Given exercise:
Retyping should cover only the lines from the one containing "Transcribe this image's" through the final line of the records, with pictures omitted.

>> START

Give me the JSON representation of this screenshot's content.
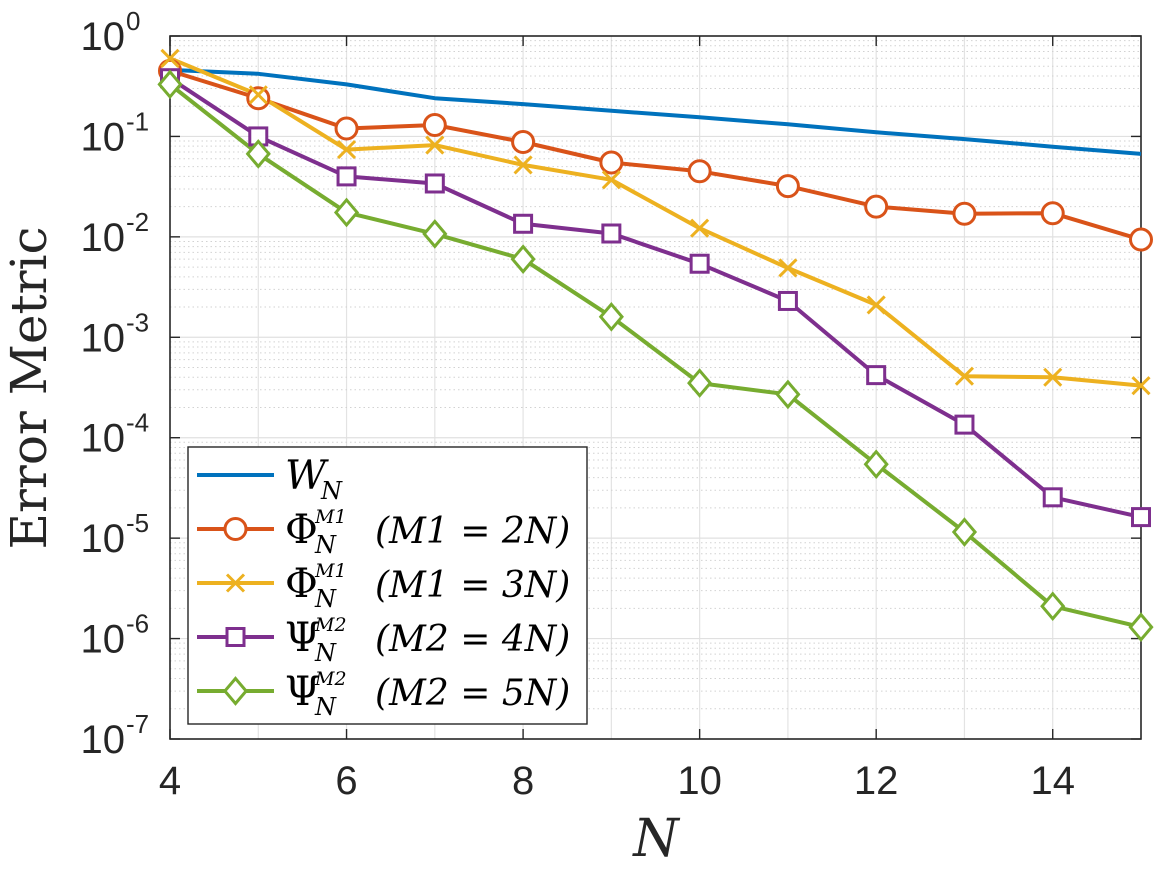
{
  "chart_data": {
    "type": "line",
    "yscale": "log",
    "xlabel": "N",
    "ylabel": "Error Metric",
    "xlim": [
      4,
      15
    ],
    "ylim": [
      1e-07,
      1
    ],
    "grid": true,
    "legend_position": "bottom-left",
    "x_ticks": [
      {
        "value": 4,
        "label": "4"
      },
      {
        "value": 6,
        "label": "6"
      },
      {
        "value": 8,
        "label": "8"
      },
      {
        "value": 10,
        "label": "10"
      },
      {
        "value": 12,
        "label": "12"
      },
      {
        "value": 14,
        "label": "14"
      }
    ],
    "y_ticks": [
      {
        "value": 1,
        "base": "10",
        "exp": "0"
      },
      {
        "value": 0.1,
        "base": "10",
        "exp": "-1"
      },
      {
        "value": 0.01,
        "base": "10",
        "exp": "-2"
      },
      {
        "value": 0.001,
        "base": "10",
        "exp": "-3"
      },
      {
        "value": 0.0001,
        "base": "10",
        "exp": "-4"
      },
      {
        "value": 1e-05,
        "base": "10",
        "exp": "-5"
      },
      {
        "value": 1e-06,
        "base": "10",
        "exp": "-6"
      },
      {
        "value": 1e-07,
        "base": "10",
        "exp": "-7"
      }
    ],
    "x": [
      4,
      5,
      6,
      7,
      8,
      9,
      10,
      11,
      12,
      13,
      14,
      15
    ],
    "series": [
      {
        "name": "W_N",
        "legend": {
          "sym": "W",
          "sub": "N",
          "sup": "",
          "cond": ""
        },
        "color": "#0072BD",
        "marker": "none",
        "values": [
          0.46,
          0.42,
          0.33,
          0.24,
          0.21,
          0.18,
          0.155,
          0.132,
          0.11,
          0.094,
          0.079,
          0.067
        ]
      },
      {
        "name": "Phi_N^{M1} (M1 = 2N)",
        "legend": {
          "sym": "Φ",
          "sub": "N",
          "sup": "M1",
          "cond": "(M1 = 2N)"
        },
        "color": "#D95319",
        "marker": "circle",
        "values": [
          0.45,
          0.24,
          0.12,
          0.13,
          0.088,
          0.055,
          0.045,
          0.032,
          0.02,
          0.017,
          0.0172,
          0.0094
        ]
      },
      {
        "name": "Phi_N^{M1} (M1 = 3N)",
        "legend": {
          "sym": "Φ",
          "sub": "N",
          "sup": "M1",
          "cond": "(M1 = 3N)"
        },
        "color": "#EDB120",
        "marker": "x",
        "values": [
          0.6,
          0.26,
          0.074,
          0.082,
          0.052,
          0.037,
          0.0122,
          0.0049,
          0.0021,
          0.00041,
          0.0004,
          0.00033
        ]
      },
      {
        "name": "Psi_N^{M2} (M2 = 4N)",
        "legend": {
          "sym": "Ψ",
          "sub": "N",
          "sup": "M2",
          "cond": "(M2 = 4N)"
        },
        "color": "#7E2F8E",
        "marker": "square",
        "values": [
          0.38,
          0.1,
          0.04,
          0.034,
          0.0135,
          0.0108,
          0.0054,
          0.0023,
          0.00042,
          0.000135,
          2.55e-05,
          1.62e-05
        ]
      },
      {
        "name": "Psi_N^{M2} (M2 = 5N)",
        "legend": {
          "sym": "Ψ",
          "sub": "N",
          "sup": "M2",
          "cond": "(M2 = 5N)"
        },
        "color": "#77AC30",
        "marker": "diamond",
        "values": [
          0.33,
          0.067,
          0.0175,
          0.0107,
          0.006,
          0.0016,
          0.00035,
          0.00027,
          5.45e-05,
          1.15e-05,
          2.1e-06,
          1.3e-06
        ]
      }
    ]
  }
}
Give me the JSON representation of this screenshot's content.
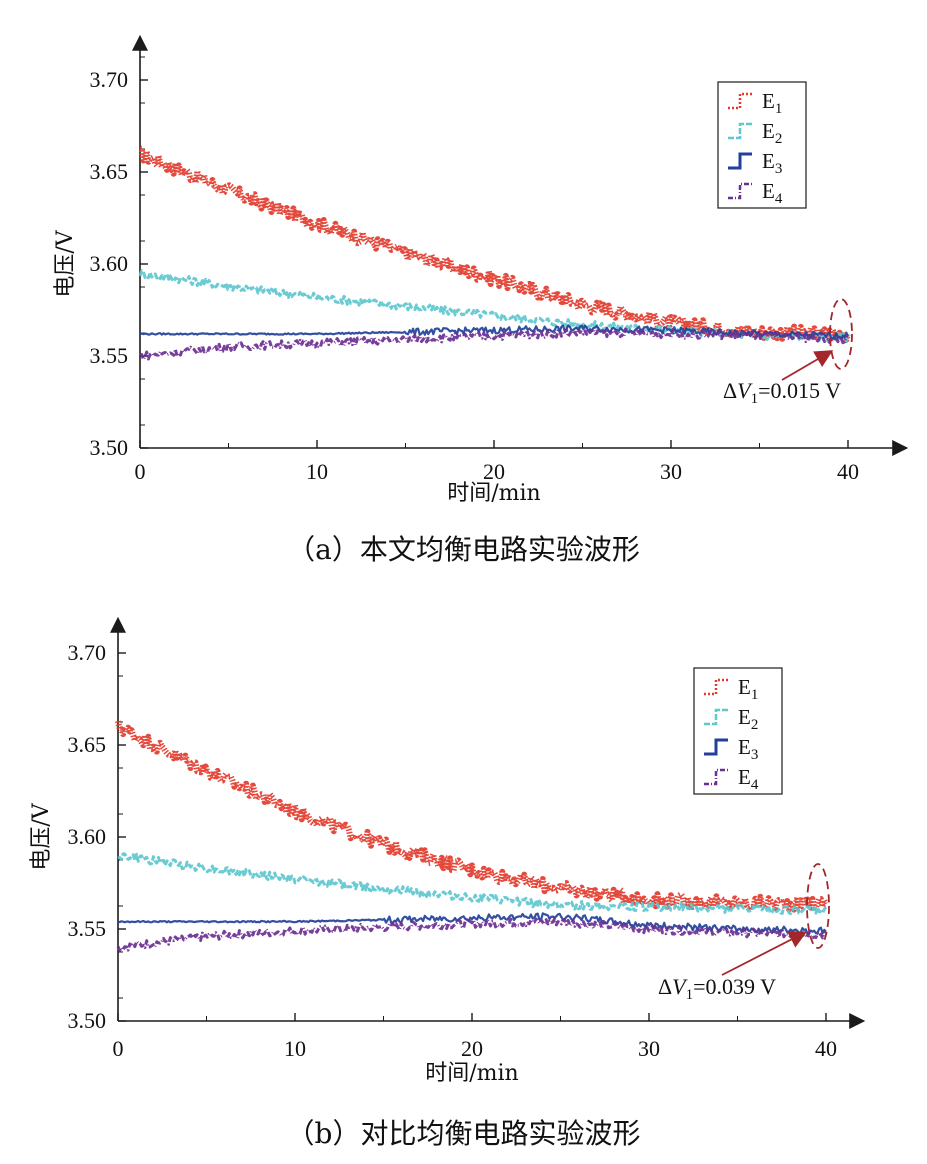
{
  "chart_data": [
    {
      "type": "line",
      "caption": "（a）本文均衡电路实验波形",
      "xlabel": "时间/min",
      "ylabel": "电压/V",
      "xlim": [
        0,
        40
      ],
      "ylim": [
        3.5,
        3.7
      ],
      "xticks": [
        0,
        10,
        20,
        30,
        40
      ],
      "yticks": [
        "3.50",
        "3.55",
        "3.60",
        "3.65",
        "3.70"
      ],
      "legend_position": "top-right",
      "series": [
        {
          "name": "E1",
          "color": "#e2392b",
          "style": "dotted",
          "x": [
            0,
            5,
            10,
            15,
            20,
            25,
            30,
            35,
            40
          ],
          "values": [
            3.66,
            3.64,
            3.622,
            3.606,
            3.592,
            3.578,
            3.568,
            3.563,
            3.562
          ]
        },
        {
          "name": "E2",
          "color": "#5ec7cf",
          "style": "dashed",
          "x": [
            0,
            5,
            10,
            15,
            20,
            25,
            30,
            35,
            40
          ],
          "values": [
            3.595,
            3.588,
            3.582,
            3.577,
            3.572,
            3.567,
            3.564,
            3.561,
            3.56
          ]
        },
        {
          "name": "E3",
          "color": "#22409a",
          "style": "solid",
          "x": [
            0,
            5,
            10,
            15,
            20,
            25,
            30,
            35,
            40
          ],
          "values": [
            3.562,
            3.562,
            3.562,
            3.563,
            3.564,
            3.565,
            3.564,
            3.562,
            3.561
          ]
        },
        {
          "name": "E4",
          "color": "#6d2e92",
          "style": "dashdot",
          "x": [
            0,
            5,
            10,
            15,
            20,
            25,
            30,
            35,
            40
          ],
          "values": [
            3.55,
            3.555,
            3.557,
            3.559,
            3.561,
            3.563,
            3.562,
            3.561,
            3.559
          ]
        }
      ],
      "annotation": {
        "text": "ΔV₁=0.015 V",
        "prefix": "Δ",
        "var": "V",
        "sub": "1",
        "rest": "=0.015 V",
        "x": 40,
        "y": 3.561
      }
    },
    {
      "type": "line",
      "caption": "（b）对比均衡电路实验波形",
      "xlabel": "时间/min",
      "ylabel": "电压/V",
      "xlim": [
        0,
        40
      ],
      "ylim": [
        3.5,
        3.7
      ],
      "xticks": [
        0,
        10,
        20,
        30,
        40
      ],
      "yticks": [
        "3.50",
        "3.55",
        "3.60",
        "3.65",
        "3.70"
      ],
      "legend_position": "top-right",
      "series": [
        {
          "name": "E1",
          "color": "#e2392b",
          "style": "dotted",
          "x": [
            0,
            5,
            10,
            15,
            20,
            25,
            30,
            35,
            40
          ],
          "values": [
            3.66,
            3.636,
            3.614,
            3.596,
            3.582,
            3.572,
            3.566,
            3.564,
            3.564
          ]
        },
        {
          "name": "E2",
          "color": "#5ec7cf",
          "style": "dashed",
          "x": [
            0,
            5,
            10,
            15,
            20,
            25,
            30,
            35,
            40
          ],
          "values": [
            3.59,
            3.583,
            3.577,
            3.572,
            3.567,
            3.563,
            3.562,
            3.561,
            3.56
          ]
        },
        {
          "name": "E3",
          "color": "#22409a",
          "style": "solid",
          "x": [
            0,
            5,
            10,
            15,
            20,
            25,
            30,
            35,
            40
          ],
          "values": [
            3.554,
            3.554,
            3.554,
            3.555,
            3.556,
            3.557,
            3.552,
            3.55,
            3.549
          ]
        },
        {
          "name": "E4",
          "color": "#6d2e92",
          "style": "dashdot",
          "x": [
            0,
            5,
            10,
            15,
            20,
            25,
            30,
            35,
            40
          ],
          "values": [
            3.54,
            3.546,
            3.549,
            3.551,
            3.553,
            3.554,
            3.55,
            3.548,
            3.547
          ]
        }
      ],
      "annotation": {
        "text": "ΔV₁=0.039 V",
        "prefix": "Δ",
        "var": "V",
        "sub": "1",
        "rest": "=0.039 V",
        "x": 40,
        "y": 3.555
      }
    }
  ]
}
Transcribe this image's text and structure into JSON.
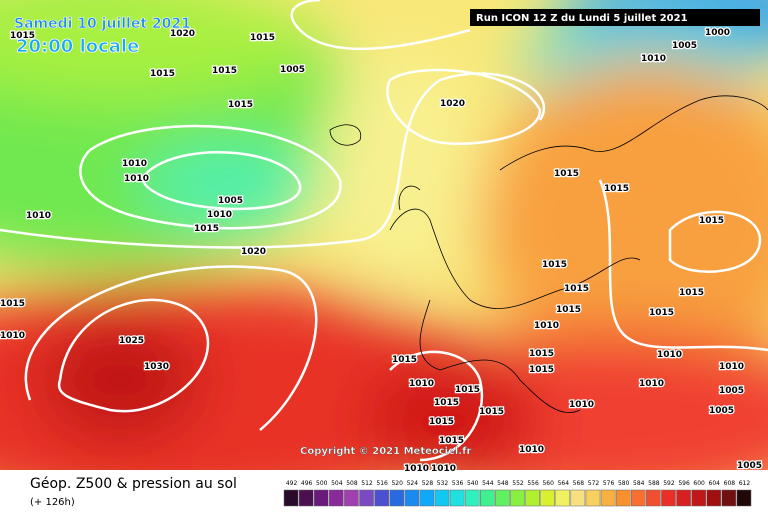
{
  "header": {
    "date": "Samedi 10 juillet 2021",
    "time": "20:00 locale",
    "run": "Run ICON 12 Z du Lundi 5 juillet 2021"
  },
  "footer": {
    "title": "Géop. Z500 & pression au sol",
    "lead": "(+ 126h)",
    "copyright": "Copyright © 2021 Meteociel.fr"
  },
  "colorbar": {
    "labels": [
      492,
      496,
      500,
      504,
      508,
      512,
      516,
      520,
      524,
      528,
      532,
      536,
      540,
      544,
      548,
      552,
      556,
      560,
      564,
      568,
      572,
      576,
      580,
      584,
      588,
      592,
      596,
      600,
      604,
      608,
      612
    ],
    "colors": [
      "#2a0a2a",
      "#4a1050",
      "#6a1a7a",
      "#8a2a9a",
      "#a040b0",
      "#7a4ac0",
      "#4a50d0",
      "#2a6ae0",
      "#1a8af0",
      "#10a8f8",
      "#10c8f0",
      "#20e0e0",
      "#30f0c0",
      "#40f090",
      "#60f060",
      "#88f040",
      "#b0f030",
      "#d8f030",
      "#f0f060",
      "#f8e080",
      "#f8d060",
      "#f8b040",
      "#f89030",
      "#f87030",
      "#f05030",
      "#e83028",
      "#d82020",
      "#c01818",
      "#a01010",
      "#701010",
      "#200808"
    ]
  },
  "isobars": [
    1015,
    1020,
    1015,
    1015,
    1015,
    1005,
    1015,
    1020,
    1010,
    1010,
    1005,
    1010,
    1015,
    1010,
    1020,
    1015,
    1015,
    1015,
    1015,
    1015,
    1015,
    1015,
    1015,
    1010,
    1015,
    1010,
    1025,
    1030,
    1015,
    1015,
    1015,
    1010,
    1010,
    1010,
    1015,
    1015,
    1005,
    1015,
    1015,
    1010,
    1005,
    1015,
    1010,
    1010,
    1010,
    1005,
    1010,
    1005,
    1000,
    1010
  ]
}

>> END

Response to the task:
Transcribe this image's text and structure into JSON.
{
  "header": {
    "date": "Samedi 10 juillet 2021",
    "time": "20:00 locale",
    "run": "Run ICON 12 Z du Lundi 5 juillet 2021"
  },
  "footer": {
    "title": "Géop. Z500 & pression au sol",
    "lead": "(+ 126h)",
    "copyright": "Copyright © 2021 Meteociel.fr"
  },
  "colorbar": {
    "labels": [
      492,
      496,
      500,
      504,
      508,
      512,
      516,
      520,
      524,
      528,
      532,
      536,
      540,
      544,
      548,
      552,
      556,
      560,
      564,
      568,
      572,
      576,
      580,
      584,
      588,
      592,
      596,
      600,
      604,
      608,
      612
    ],
    "colors": [
      "#2a0a2a",
      "#4a1050",
      "#6a1a7a",
      "#8a2a9a",
      "#a040b0",
      "#7a4ac0",
      "#4a50d0",
      "#2a6ae0",
      "#1a8af0",
      "#10a8f8",
      "#10c8f0",
      "#20e0e0",
      "#30f0c0",
      "#40f090",
      "#60f060",
      "#88f040",
      "#b0f030",
      "#d8f030",
      "#f0f060",
      "#f8e080",
      "#f8d060",
      "#f8b040",
      "#f89030",
      "#f87030",
      "#f05030",
      "#e83028",
      "#d82020",
      "#c01818",
      "#a01010",
      "#701010",
      "#200808"
    ]
  },
  "isobars": [
    1015,
    1020,
    1015,
    1015,
    1015,
    1005,
    1015,
    1020,
    1010,
    1010,
    1005,
    1010,
    1015,
    1010,
    1020,
    1015,
    1015,
    1015,
    1015,
    1015,
    1015,
    1015,
    1015,
    1010,
    1015,
    1010,
    1025,
    1030,
    1015,
    1015,
    1015,
    1010,
    1010,
    1010,
    1015,
    1015,
    1005,
    1015,
    1015,
    1010,
    1005,
    1015,
    1010,
    1010,
    1010,
    1005,
    1010,
    1005,
    1000,
    1010
  ]
}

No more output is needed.